[Exercise prompt]:
Each entry below must be repeated exactly, with pictures left out.

[Task input]:
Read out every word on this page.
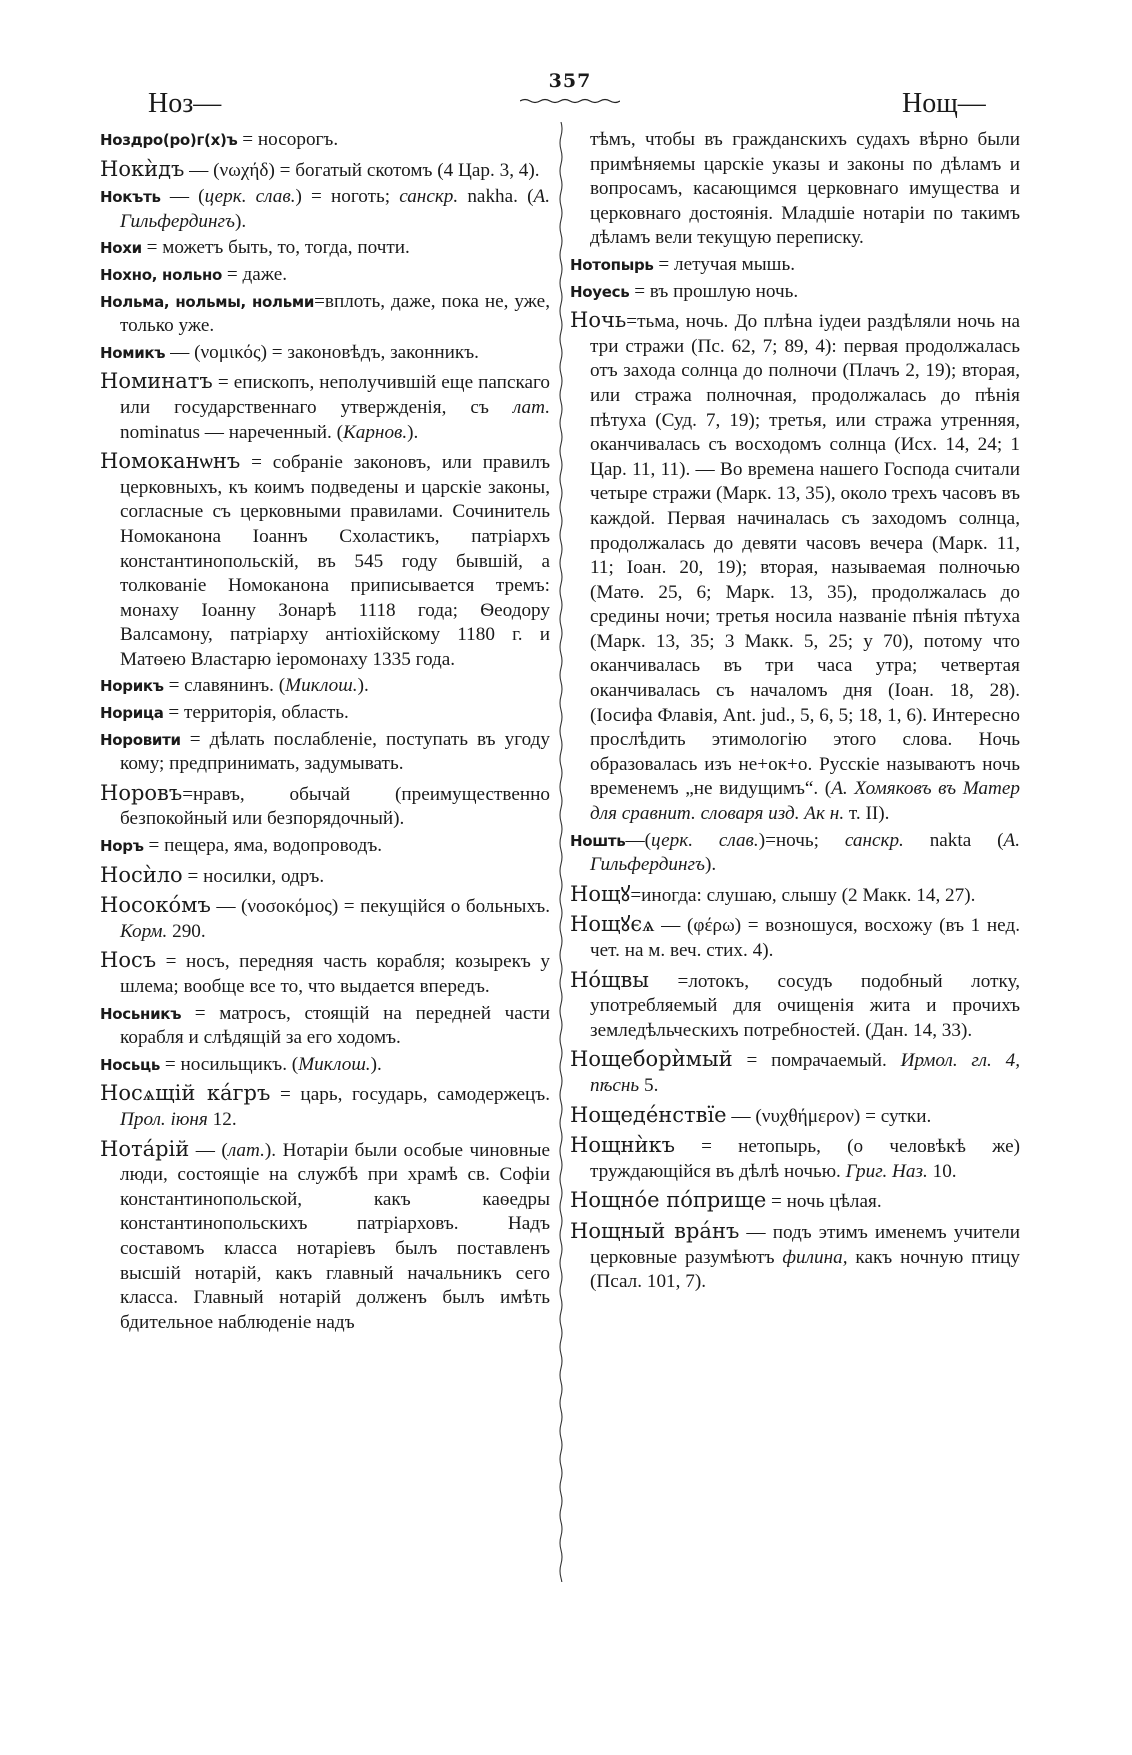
Ноз—
357
Нощ—

Ноздро(ро)г(х)ъ = носорогъ.

Нокѝдъ — (νωχήδ) = богатый скотомъ (4 Цар. 3, 4).

Нокъть — (церк. слав.) = ноготь; санскр. nakha. (А. Гильфердингъ).

Нохи = можетъ быть, то, тогда, почти.

Нохно, нольно = даже.

Нольма, нольмы, нольми=вплоть, даже, пока не, уже, только уже.

Номикъ — (νομικός) = законовѣдъ, законникъ.

Номинатъ = епископъ, неполучившій еще папскаго или государственнаго утвержденія, съ лат. nominatus — нареченный. (Карнов.).

Номоканѡнъ = собраніе законовъ, или правилъ церковныхъ, къ коимъ подведены и царскіе законы, согласные съ церковными правилами. Сочинитель Номоканона Іоаннъ Схоластикъ, патріархъ константинопольскій, въ 545 году бывшій, а толкованіе Номоканона приписывается тремъ: монаху Іоанну Зонарѣ 1118 года; Ѳеодору Валсамону, патріарху антіохійскому 1180 г. и Матѳею Властарю іеромонаху 1335 года.

Норикъ = славянинъ. (Миклош.).

Норица = территорія, область.

Норовити = дѣлать послабленіе, поступать въ угоду кому; предпринимать, задумывать.

Норовъ=нравъ, обычай (преимущественно безпокойный или безпорядочный).

Норъ = пещера, яма, водопроводъ.

Носѝло = носилки, одръ.

Носокóмъ — (νοσοκόμος) = пекущійся о больныхъ. Корм. 290.

Носъ = носъ, передняя часть корабля; козырекъ у шлема; вообще все то, что выдается впередъ.

Носьникъ = матросъ, стоящій на передней части корабля и слѣдящій за его ходомъ.

Носьць = носильщикъ. (Миклош.).

Носѧщій кáгръ = царь, государь, самодержецъ. Прол. іюня 12.

Нотáрій — (лат.). Нотаріи были особые чиновные люди, состоящіе на службѣ при храмѣ св. Софіи константинопольской, какъ каѳедры константинопольскихъ патріарховъ. Надъ составомъ класса нотаріевъ былъ поставленъ высшій нотарій, какъ главный начальникъ сего класса. Главный нотарій долженъ былъ имѣть бдительное наблюденіе надъ

тѣмъ, чтобы въ гражданскихъ судахъ вѣрно были примѣняемы царскіе указы и законы по дѣламъ и вопросамъ, касающимся церковнаго имущества и церковнаго достоянія. Младшіе нотаріи по такимъ дѣламъ вели текущую переписку.

Нотопырь = летучая мышь.

Ноуесь = въ прошлую ночь.

Ночь=тьма, ночь. До плѣна іудеи раздѣляли ночь на три стражи (Пс. 62, 7; 89, 4): первая продолжалась отъ захода солнца до полночи (Плачъ 2, 19); вторая, или стража полночная, продолжалась до пѣнія пѣтуха (Суд. 7, 19); третья, или стража утренняя, оканчивалась съ восходомъ солнца (Исх. 14, 24; 1 Цар. 11, 11). — Во времена нашего Господа считали четыре стражи (Марк. 13, 35), около трехъ часовъ въ каждой. Первая начиналась съ заходомъ солнца, продолжалась до девяти часовъ вечера (Марк. 11, 11; Іоан. 20, 19); вторая, называемая полночью (Матѳ. 25, 6; Марк. 13, 35), продолжалась до средины ночи; третья носила названіе пѣнія пѣтуха (Марк. 13, 35; 3 Макк. 5, 25; у 70), потому что оканчивалась въ три часа утра; четвертая оканчивалась съ началомъ дня (Іоан. 18, 28). (Іосифа Флавія, Ant. jud., 5, 6, 5; 18, 1, 6). Интересно прослѣдить этимологію этого слова. Ночь образовалась изъ не+ок+о. Русскіе называютъ ночь временемъ „не видущимъ“. (А. Хомяковъ въ Матер для сравнит. словаря изд. Ак н. т. II).

Ношть—(церк. слав.)=ночь; санскр. nakta (А. Гильфердингъ).

Нощꙋ=иногда: слушаю, слышу (2 Макк. 14, 27).

Нощꙋєѧ — (φέρω) = возношуся, восхожу (въ 1 нед. чет. на м. веч. стих. 4).

Нóщвы =лотокъ, сосудъ подобный лотку, употребляемый для очищенія жита и прочихъ земледѣльческихъ потребностей. (Дан. 14, 33).

Нощеборѝмый = помрачаемый. Ирмол. гл. 4, пѣснь 5.

Нощеде́нствїе — (νυχθήμερον) = сутки.

Нощнѝкъ = нетопырь, (о человѣкѣ же) труждающійся въ дѣлѣ ночью. Григ. Наз. 10.

Нощнóе пóприще = ночь цѣлая.

Нощный вра́нъ — подъ этимъ именемъ учители церковные разумѣютъ филина, какъ ночную птицу (Псал. 101, 7).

[Correct output]:
Read out every word on this page.
Ноз—
357
Нощ—

Ноздро(ро)г(х)ъ = носорогъ.

Нокѝдъ — (νωχήδ) = богатый скотомъ (4 Цар. 3, 4).

Нокъть — (церк. слав.) = ноготь; санскр. nakha. (А. Гильфердингъ).

Нохи = можетъ быть, то, тогда, почти.

Нохно, нольно = даже.

Нольма, нольмы, нольми=вплоть, даже, пока не, уже, только уже.

Номикъ — (νομικός) = законовѣдъ, законникъ.

Номинатъ = епископъ, неполучившій еще папскаго или государственнаго утвержденія, съ лат. nominatus — нареченный. (Карнов.).

Номоканѡнъ = собраніе законовъ, или правилъ церковныхъ, къ коимъ подведены и царскіе законы, согласные съ церковными правилами. Сочинитель Номоканона Іоаннъ Схоластикъ, патріархъ константинопольскій, въ 545 году бывшій, а толкованіе Номоканона приписывается тремъ: монаху Іоанну Зонарѣ 1118 года; Ѳеодору Валсамону, патріарху антіохійскому 1180 г. и Матѳею Властарю іеромонаху 1335 года.

Норикъ = славянинъ. (Миклош.).

Норица = территорія, область.

Норовити = дѣлать послабленіе, поступать въ угоду кому; предпринимать, задумывать.

Норовъ=нравъ, обычай (преимущественно безпокойный или безпорядочный).

Норъ = пещера, яма, водопроводъ.

Носѝло = носилки, одръ.

Носокóмъ — (νοσοκόμος) = пекущійся о больныхъ. Корм. 290.

Носъ = носъ, передняя часть корабля; козырекъ у шлема; вообще все то, что выдается впередъ.

Носьникъ = матросъ, стоящій на передней части корабля и слѣдящій за его ходомъ.

Носьць = носильщикъ. (Миклош.).

Носѧщій кáгръ = царь, государь, самодержецъ. Прол. іюня 12.

Нотáрій — (лат.). Нотаріи были особые чиновные люди, состоящіе на службѣ при храмѣ св. Софіи константинопольской, какъ каѳедры константинопольскихъ патріарховъ. Надъ составомъ класса нотаріевъ былъ поставленъ высшій нотарій, какъ главный начальникъ сего класса. Главный нотарій долженъ былъ имѣть бдительное наблюденіе надъ

тѣмъ, чтобы въ гражданскихъ судахъ вѣрно были примѣняемы царскіе указы и законы по дѣламъ и вопросамъ, касающимся церковнаго имущества и церковнаго достоянія. Младшіе нотаріи по такимъ дѣламъ вели текущую переписку.

Нотопырь = летучая мышь.

Ноуесь = въ прошлую ночь.

Ночь=тьма, ночь. До плѣна іудеи раздѣляли ночь на три стражи (Пс. 62, 7; 89, 4): первая продолжалась отъ захода солнца до полночи (Плачъ 2, 19); вторая, или стража полночная, продолжалась до пѣнія пѣтуха (Суд. 7, 19); третья, или стража утренняя, оканчивалась съ восходомъ солнца (Исх. 14, 24; 1 Цар. 11, 11). — Во времена нашего Господа считали четыре стражи (Марк. 13, 35), около трехъ часовъ въ каждой. Первая начиналась съ заходомъ солнца, продолжалась до девяти часовъ вечера (Марк. 11, 11; Іоан. 20, 19); вторая, называемая полночью (Матѳ. 25, 6; Марк. 13, 35), продолжалась до средины ночи; третья носила названіе пѣнія пѣтуха (Марк. 13, 35; 3 Макк. 5, 25; у 70), потому что оканчивалась въ три часа утра; четвертая оканчивалась съ началомъ дня (Іоан. 18, 28). (Іосифа Флавія, Ant. jud., 5, 6, 5; 18, 1, 6). Интересно прослѣдить этимологію этого слова. Ночь образовалась изъ не+ок+о. Русскіе называютъ ночь временемъ „не видущимъ“. (А. Хомяковъ въ Матер для сравнит. словаря изд. Ак н. т. II).

Ношть—(церк. слав.)=ночь; санскр. nakta (А. Гильфердингъ).

Нощꙋ=иногда: слушаю, слышу (2 Макк. 14, 27).

Нощꙋєѧ — (φέρω) = возношуся, восхожу (въ 1 нед. чет. на м. веч. стих. 4).

Нóщвы =лотокъ, сосудъ подобный лотку, употребляемый для очищенія жита и прочихъ земледѣльческихъ потребностей. (Дан. 14, 33).

Нощеборѝмый = помрачаемый. Ирмол. гл. 4, пѣснь 5.

Нощеде́нствїе — (νυχθήμερον) = сутки.

Нощнѝкъ = нетопырь, (о человѣкѣ же) труждающійся въ дѣлѣ ночью. Григ. Наз. 10.

Нощнóе пóприще = ночь цѣлая.

Нощный вра́нъ — подъ этимъ именемъ учители церковные разумѣютъ филина, какъ ночную птицу (Псал. 101, 7).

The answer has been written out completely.